─── EXTRACTED RECORDS

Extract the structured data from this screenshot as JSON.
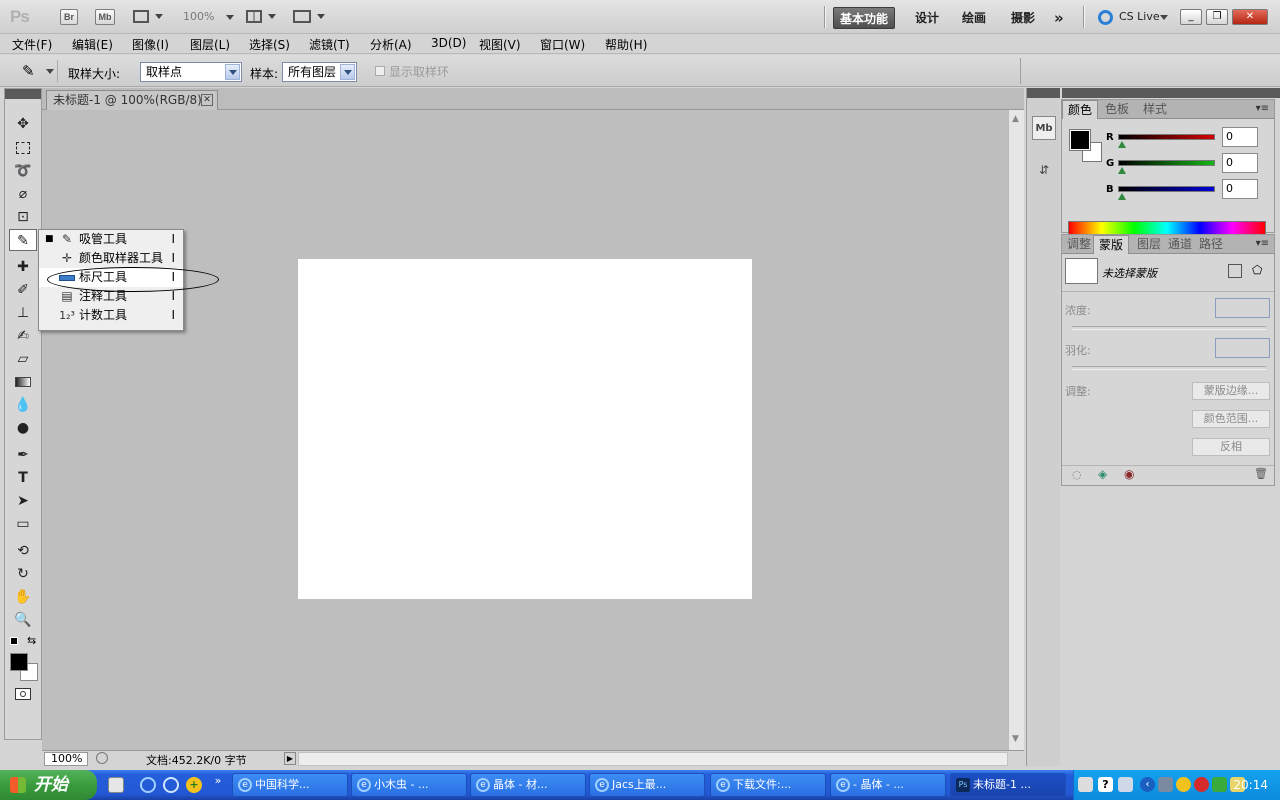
{
  "app": {
    "logo": "Ps",
    "bridge_btn": "Br",
    "minibridge_btn": "Mb",
    "zoom": "100%",
    "workspaces": [
      "基本功能",
      "设计",
      "绘画",
      "摄影"
    ],
    "more": "»",
    "cslive": "CS Live"
  },
  "menu": [
    "文件(F)",
    "编辑(E)",
    "图像(I)",
    "图层(L)",
    "选择(S)",
    "滤镜(T)",
    "分析(A)",
    "3D(D)",
    "视图(V)",
    "窗口(W)",
    "帮助(H)"
  ],
  "options": {
    "sample_size_label": "取样大小:",
    "sample_size_value": "取样点",
    "sample_label": "样本:",
    "sample_value": "所有图层",
    "show_ring_label": "显示取样环"
  },
  "flyout": [
    {
      "label": "吸管工具",
      "key": "I",
      "icon": "eyedropper-icon",
      "bullet": "■"
    },
    {
      "label": "颜色取样器工具",
      "key": "I",
      "icon": "color-sampler-icon",
      "bullet": ""
    },
    {
      "label": "标尺工具",
      "key": "I",
      "icon": "ruler-icon",
      "bullet": ""
    },
    {
      "label": "注释工具",
      "key": "I",
      "icon": "note-icon",
      "bullet": ""
    },
    {
      "label": "计数工具",
      "key": "I",
      "icon": "count-icon",
      "bullet": ""
    }
  ],
  "document": {
    "tab_title": "未标题-1 @ 100%(RGB/8)",
    "status_zoom": "100%",
    "status_doc": "文档:452.2K/0 字节"
  },
  "color_panel": {
    "tabs": [
      "颜色",
      "色板",
      "样式"
    ],
    "r_label": "R",
    "g_label": "G",
    "b_label": "B",
    "r": "0",
    "g": "0",
    "b": "0"
  },
  "mask_panel": {
    "tabs": [
      "调整",
      "蒙版",
      "图层",
      "通道",
      "路径"
    ],
    "title": "未选择蒙版",
    "density_label": "浓度:",
    "feather_label": "羽化:",
    "refine_label": "调整:",
    "mask_edge_btn": "蒙版边缘...",
    "color_range_btn": "颜色范围...",
    "invert_btn": "反相"
  },
  "taskbar": {
    "start": "开始",
    "tasks": [
      "中国科学...",
      "小木虫 - ...",
      "晶体 - 材...",
      "Jacs上最...",
      "下载文件:...",
      "- 晶体 - ...",
      "未标题-1 ..."
    ],
    "clock": "20:14"
  },
  "colors": {
    "active_workspace": "#5a5a5a",
    "r_slider": "#d40000",
    "g_slider": "#14b814",
    "b_slider": "#0000d8",
    "taskbar": "#245edb"
  }
}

──────

**INSTRUCTIONS TO FOLLOW**. Omit the pictures and output all of the other material exactly.

**TASK RESPONSE**.
Extract the structured data from this screenshot as JSON.
{
  "app": {
    "logo": "Ps",
    "bridge_btn": "Br",
    "minibridge_btn": "Mb",
    "zoom": "100%",
    "workspaces": [
      "基本功能",
      "设计",
      "绘画",
      "摄影"
    ],
    "more": "»",
    "cslive": "CS Live"
  },
  "menu": [
    "文件(F)",
    "编辑(E)",
    "图像(I)",
    "图层(L)",
    "选择(S)",
    "滤镜(T)",
    "分析(A)",
    "3D(D)",
    "视图(V)",
    "窗口(W)",
    "帮助(H)"
  ],
  "options": {
    "sample_size_label": "取样大小:",
    "sample_size_value": "取样点",
    "sample_label": "样本:",
    "sample_value": "所有图层",
    "show_ring_label": "显示取样环"
  },
  "flyout": [
    {
      "label": "吸管工具",
      "key": "I",
      "icon": "eyedropper-icon",
      "bullet": "■"
    },
    {
      "label": "颜色取样器工具",
      "key": "I",
      "icon": "color-sampler-icon",
      "bullet": ""
    },
    {
      "label": "标尺工具",
      "key": "I",
      "icon": "ruler-icon",
      "bullet": ""
    },
    {
      "label": "注释工具",
      "key": "I",
      "icon": "note-icon",
      "bullet": ""
    },
    {
      "label": "计数工具",
      "key": "I",
      "icon": "count-icon",
      "bullet": ""
    }
  ],
  "document": {
    "tab_title": "未标题-1 @ 100%(RGB/8)",
    "status_zoom": "100%",
    "status_doc": "文档:452.2K/0 字节"
  },
  "color_panel": {
    "tabs": [
      "颜色",
      "色板",
      "样式"
    ],
    "r_label": "R",
    "g_label": "G",
    "b_label": "B",
    "r": "0",
    "g": "0",
    "b": "0"
  },
  "mask_panel": {
    "tabs": [
      "调整",
      "蒙版",
      "图层",
      "通道",
      "路径"
    ],
    "title": "未选择蒙版",
    "density_label": "浓度:",
    "feather_label": "羽化:",
    "refine_label": "调整:",
    "mask_edge_btn": "蒙版边缘...",
    "color_range_btn": "颜色范围...",
    "invert_btn": "反相"
  },
  "taskbar": {
    "start": "开始",
    "tasks": [
      "中国科学...",
      "小木虫 - ...",
      "晶体 - 材...",
      "Jacs上最...",
      "下载文件:...",
      "- 晶体 - ...",
      "未标题-1 ..."
    ],
    "clock": "20:14"
  },
  "colors": {
    "active_workspace": "#5a5a5a",
    "r_slider": "#d40000",
    "g_slider": "#14b814",
    "b_slider": "#0000d8",
    "taskbar": "#245edb"
  }
}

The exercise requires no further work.